_Task description_
Reproduce all the lines below exactly and omit the images.

(Stored items)
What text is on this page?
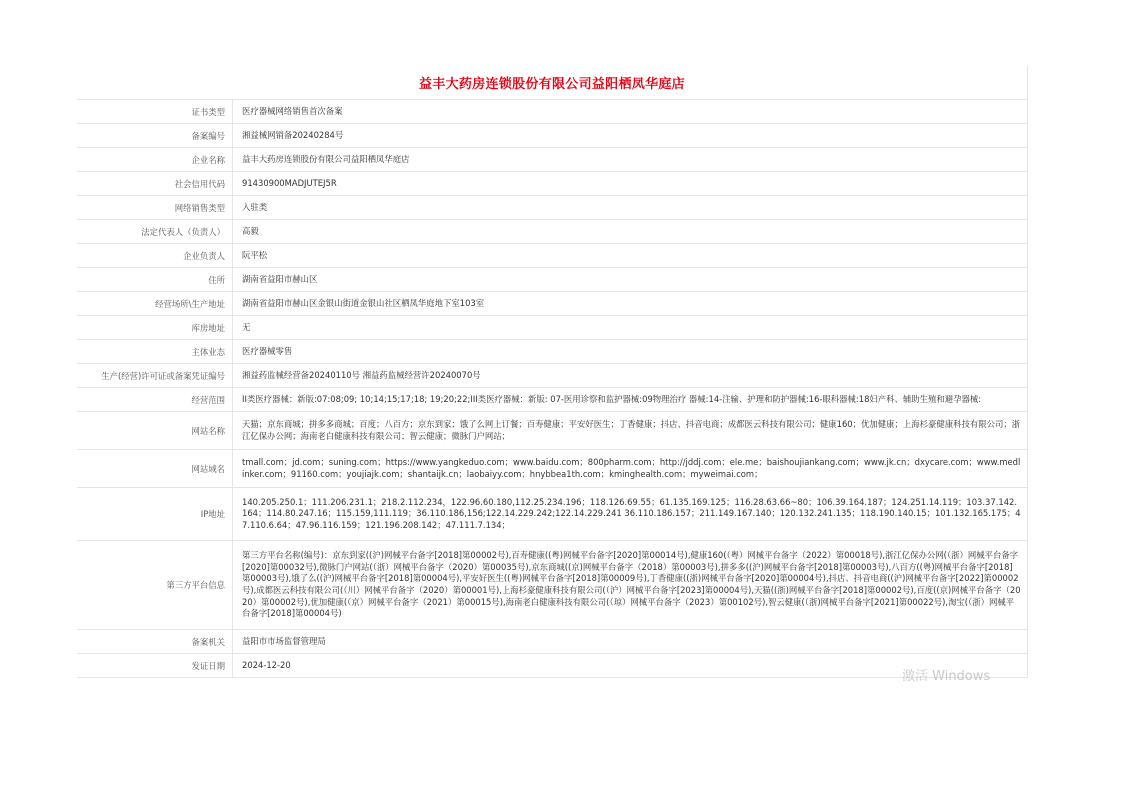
益丰大药房连锁股份有限公司益阳栖凤华庭店
证书类型	医疗器械网络销售首次备案
备案编号	湘益械网销备20240284号
企业名称	益丰大药房连锁股份有限公司益阳栖凤华庭店
社会信用代码	91430900MADJUTEJ5R
网络销售类型	入驻类
法定代表人（负责人）	高毅
企业负责人	阮平松
住所	湖南省益阳市赫山区
经营场所\生产地址	湖南省益阳市赫山区金银山街道金银山社区栖凤华庭地下室103室
库房地址	无
主体业态	医疗器械零售
生产(经营)许可证或备案凭证编号	湘益药监械经营备20240110号 湘益药监械经营许20240070号
经营范围	II类医疗器械：新版:07:08;09; 10;14;15;17;18; 19;20;22;III类医疗器械：新版: 07-医用诊察和监护器械:09物理治疗 器械:14-注输、护理和防护器械:16-眼科器械:18妇产科、辅助生殖和避孕器械:
网站名称	天猫；京东商城；拼多多商城；百度；八百方；京东到家；饿了么网上订餐；百寿健康；平安好医生；丁香健康；抖店、抖音电商；成都医云科技有限公司；健康160；优加健康；上海杉豪健康科技有限公司；浙江亿保办公网；海南老白健康科技有限公司；智云健康；微脉门户网站；
网站域名	tmall.com；jd.com；suning.com；https://www.yangkeduo.com；www.baidu.com；800pharm.com；http://jddj.com；ele.me；baishoujiankang.com；www.jk.cn；dxycare.com；www.medlinker.com；91160.com；youjiajk.com；shantaijk.cn；laobaiyy.com；hnybbea1th.com；kminghealth.com；myweimai.com；
IP地址	140.205.250.1；111.206.231.1；218.2.112.234，122.96.60.180,112.25.234.196；118.126.69.55；61.135.169.125；116.28.63.66~80；106.39.164.187；124.251.14.119；103.37.142.164；114.80.247.16；115.159,111.119；36.110.186,156;122.14.229.242;122.14.229.241 36.110.186.157；211.149.167.140；120.132.241.135；118.190.140.15；101.132.165.175；47.110.6.64；47.96.116.159；121.196.208.142；47.111.7.134；
第三方平台信息	第三方平台名称(编号)：京东到家((沪)网械平台备字[2018]第00002号),百寿健康((粤)网械平台备字[2020]第00014号),健康160(（粤）网械平台备字（2022）第00018号),浙江亿保办公网(（浙）网械平台备字[2020]第00032号),微脉门户网站(（浙）网械平台备字（2020）第00035号),京东商城((京)网械平台备字（2018）第00003号),拼多多((沪)网械平台备字[2018]第00003号),八百方((粤)网械平台备字[2018]第00003号),饿了么((沪)网械平台备字[2018]第00004号),平安好医生((粤)网械平台备字[2018]第00009号),丁香健康((浙)网械平台备字[2020]第00004号),抖店、抖音电商((沪)网械平台备字[2022]第00002号),成都医云科技有限公司(（川）网械平台备字（2020）第00001号),上海杉豪健康科技有限公司(（沪）网械平台备字[2023]第00004号),天猫((浙)网械平台备字[2018]第00002号),百度((京)网械平台备字（2020）第00002号),优加健康(（京）网械平台备字（2021）第00015号),海南老白健康科技有限公司(（琼）网械平台备字（2023）第00102号),智云健康(（浙)网械平台备字[2021]第00022号),淘宝(（浙）网械平台备字[2018]第00004号)
备案机关	益阳市市场监督管理局
发证日期	2024-12-20
激活 Windows
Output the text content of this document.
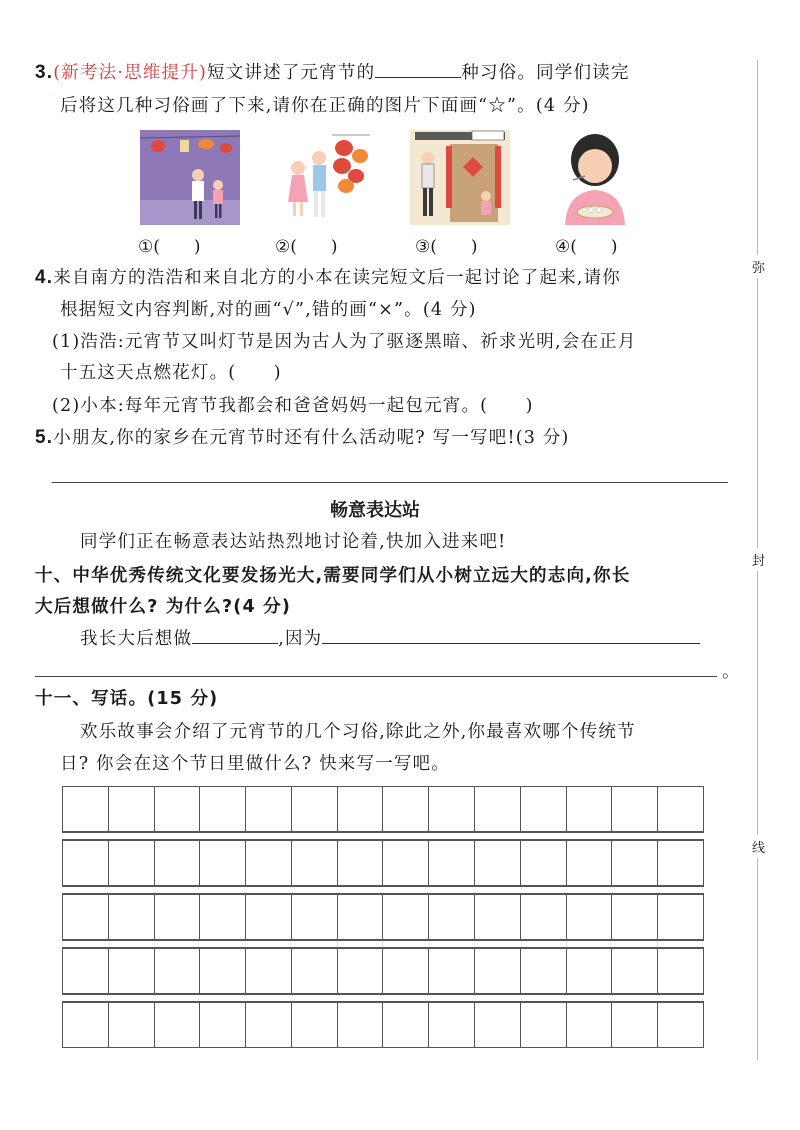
弥
封
线
3.(新考法·思维提升)短文讲述了元宵节的	种习俗。同学们读完
后将这几种习俗画了下来,请你在正确的图片下面画“☆”。(4 分)
①(　　)	②(　　)	③(　　)	④(　　)
4.来自南方的浩浩和来自北方的小本在读完短文后一起讨论了起来,请你
根据短文内容判断,对的画“√”,错的画“×”。(4 分)
(1)浩浩:元宵节又叫灯节是因为古人为了驱逐黑暗、祈求光明,会在正月
十五这天点燃花灯。(　　)
(2)小本:每年元宵节我都会和爸爸妈妈一起包元宵。(　　)
5.小朋友,你的家乡在元宵节时还有什么活动呢? 写一写吧!(3 分)
畅意表达站
同学们正在畅意表达站热烈地讨论着,快加入进来吧!
十、中华优秀传统文化要发扬光大,需要同学们从小树立远大的志向,你长
大后想做什么? 为什么?(4 分)
我长大后想做	,因为
。
十一、写话。(15 分)
欢乐故事会介绍了元宵节的几个习俗,除此之外,你最喜欢哪个传统节
日? 你会在这个节日里做什么? 快来写一写吧。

_The result_
What text is on this page?
益丰大药房连锁股份有限公司益阳栖凤华庭店
证书类型	医疗器械网络销售首次备案
备案编号	湘益械网销备20240284号
企业名称	益丰大药房连锁股份有限公司益阳栖凤华庭店
社会信用代码	91430900MADJUTEJ5R
网络销售类型	入驻类
法定代表人（负责人）	高毅
企业负责人	阮平松
住所	湖南省益阳市赫山区
经营场所\生产地址	湖南省益阳市赫山区金银山街道金银山社区栖凤华庭地下室103室
库房地址	无
主体业态	医疗器械零售
生产(经营)许可证或备案凭证编号	湘益药监械经营备20240110号 湘益药监械经营许20240070号
经营范围	II类医疗器械：新版:07:08;09; 10;14;15;17;18; 19;20;22;III类医疗器械：新版: 07-医用诊察和监护器械:09物理治疗 器械:14-注输、护理和防护器械:16-眼科器械:18妇产科、辅助生殖和避孕器械:
网站名称	天猫；京东商城；拼多多商城；百度；八百方；京东到家；饿了么网上订餐；百寿健康；平安好医生；丁香健康；抖店、抖音电商；成都医云科技有限公司；健康160；优加健康；上海杉豪健康科技有限公司；浙江亿保办公网；海南老白健康科技有限公司；智云健康；微脉门户网站；
网站域名	tmall.com；jd.com；suning.com；https://www.yangkeduo.com；www.baidu.com；800pharm.com；http://jddj.com；ele.me；baishoujiankang.com；www.jk.cn；dxycare.com；www.medlinker.com；91160.com；youjiajk.com；shantaijk.cn；laobaiyy.com；hnybbea1th.com；kminghealth.com；myweimai.com；
IP地址	140.205.250.1；111.206.231.1；218.2.112.234，122.96.60.180,112.25.234.196；118.126.69.55；61.135.169.125；116.28.63.66~80；106.39.164.187；124.251.14.119；103.37.142.164；114.80.247.16；115.159,111.119；36.110.186,156;122.14.229.242;122.14.229.241 36.110.186.157；211.149.167.140；120.132.241.135；118.190.140.15；101.132.165.175；47.110.6.64；47.96.116.159；121.196.208.142；47.111.7.134；
第三方平台信息	第三方平台名称(编号)：京东到家((沪)网械平台备字[2018]第00002号),百寿健康((粤)网械平台备字[2020]第00014号),健康160(（粤）网械平台备字（2022）第00018号),浙江亿保办公网(（浙）网械平台备字[2020]第00032号),微脉门户网站(（浙）网械平台备字（2020）第00035号),京东商城((京)网械平台备字（2018）第00003号),拼多多((沪)网械平台备字[2018]第00003号),八百方((粤)网械平台备字[2018]第00003号),饿了么((沪)网械平台备字[2018]第00004号),平安好医生((粤)网械平台备字[2018]第00009号),丁香健康((浙)网械平台备字[2020]第00004号),抖店、抖音电商((沪)网械平台备字[2022]第00002号),成都医云科技有限公司(（川）网械平台备字（2020）第00001号),上海杉豪健康科技有限公司(（沪）网械平台备字[2023]第00004号),天猫((浙)网械平台备字[2018]第00002号),百度((京)网械平台备字（2020）第00002号),优加健康(（京）网械平台备字（2021）第00015号),海南老白健康科技有限公司(（琼）网械平台备字（2023）第00102号),智云健康(（浙)网械平台备字[2021]第00022号),淘宝(（浙）网械平台备字[2018]第00004号)
备案机关	益阳市市场监督管理局
发证日期	2024-12-20
激活 Windows
Output the text content of this document.
弥
封
线
3.(新考法·思维提升)短文讲述了元宵节的	种习俗。同学们读完
后将这几种习俗画了下来,请你在正确的图片下面画“☆”。(4 分)
①(　　)	②(　　)	③(　　)	④(　　)
4.来自南方的浩浩和来自北方的小本在读完短文后一起讨论了起来,请你
根据短文内容判断,对的画“√”,错的画“×”。(4 分)
(1)浩浩:元宵节又叫灯节是因为古人为了驱逐黑暗、祈求光明,会在正月
十五这天点燃花灯。(　　)
(2)小本:每年元宵节我都会和爸爸妈妈一起包元宵。(　　)
5.小朋友,你的家乡在元宵节时还有什么活动呢? 写一写吧!(3 分)
畅意表达站
同学们正在畅意表达站热烈地讨论着,快加入进来吧!
十、中华优秀传统文化要发扬光大,需要同学们从小树立远大的志向,你长
大后想做什么? 为什么?(4 分)
我长大后想做	,因为
。
十一、写话。(15 分)
欢乐故事会介绍了元宵节的几个习俗,除此之外,你最喜欢哪个传统节
日? 你会在这个节日里做什么? 快来写一写吧。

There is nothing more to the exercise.